*Set exercise:* Count how many lines include "color" and answer with that number only.

======== Material supplied

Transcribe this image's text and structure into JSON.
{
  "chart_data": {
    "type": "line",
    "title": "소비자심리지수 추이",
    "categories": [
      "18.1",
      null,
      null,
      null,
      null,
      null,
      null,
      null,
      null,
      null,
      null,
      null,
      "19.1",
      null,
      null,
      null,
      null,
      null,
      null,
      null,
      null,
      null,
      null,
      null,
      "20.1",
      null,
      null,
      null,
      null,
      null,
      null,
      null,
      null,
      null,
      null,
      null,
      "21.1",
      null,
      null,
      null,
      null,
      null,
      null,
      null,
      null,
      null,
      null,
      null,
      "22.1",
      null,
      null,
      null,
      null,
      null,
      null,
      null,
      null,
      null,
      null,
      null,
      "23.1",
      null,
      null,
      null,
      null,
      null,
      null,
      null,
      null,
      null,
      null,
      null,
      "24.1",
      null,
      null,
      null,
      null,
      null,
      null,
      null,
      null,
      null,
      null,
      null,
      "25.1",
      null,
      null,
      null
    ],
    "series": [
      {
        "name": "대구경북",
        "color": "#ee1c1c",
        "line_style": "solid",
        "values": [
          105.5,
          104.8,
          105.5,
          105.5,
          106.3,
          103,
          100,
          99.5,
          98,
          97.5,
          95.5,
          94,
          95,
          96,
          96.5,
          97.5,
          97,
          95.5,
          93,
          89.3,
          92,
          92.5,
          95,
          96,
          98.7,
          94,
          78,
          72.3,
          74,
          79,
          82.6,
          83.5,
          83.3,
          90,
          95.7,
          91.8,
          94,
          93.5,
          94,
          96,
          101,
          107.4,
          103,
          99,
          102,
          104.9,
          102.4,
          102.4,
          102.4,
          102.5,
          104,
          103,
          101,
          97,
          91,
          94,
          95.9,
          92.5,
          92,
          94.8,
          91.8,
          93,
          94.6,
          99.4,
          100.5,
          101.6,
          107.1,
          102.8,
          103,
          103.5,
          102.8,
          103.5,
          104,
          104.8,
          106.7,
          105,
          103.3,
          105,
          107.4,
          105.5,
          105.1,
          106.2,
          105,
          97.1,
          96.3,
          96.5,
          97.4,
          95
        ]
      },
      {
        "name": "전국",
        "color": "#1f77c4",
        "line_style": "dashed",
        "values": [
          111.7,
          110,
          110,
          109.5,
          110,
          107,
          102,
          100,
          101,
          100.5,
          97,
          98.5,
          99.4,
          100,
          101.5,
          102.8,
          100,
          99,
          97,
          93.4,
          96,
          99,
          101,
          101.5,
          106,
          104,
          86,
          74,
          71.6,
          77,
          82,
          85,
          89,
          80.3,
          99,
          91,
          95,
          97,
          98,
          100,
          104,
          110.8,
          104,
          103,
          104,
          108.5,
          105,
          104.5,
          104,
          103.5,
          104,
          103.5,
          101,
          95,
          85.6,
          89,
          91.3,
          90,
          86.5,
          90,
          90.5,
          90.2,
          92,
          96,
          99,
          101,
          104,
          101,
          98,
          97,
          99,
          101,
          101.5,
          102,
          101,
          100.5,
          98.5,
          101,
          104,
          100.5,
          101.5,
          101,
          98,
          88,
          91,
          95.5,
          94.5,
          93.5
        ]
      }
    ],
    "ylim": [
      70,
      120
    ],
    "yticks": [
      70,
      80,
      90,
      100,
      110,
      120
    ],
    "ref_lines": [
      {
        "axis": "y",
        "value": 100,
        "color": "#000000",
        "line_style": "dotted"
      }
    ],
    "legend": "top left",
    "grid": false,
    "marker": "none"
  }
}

================

*Solution:* 3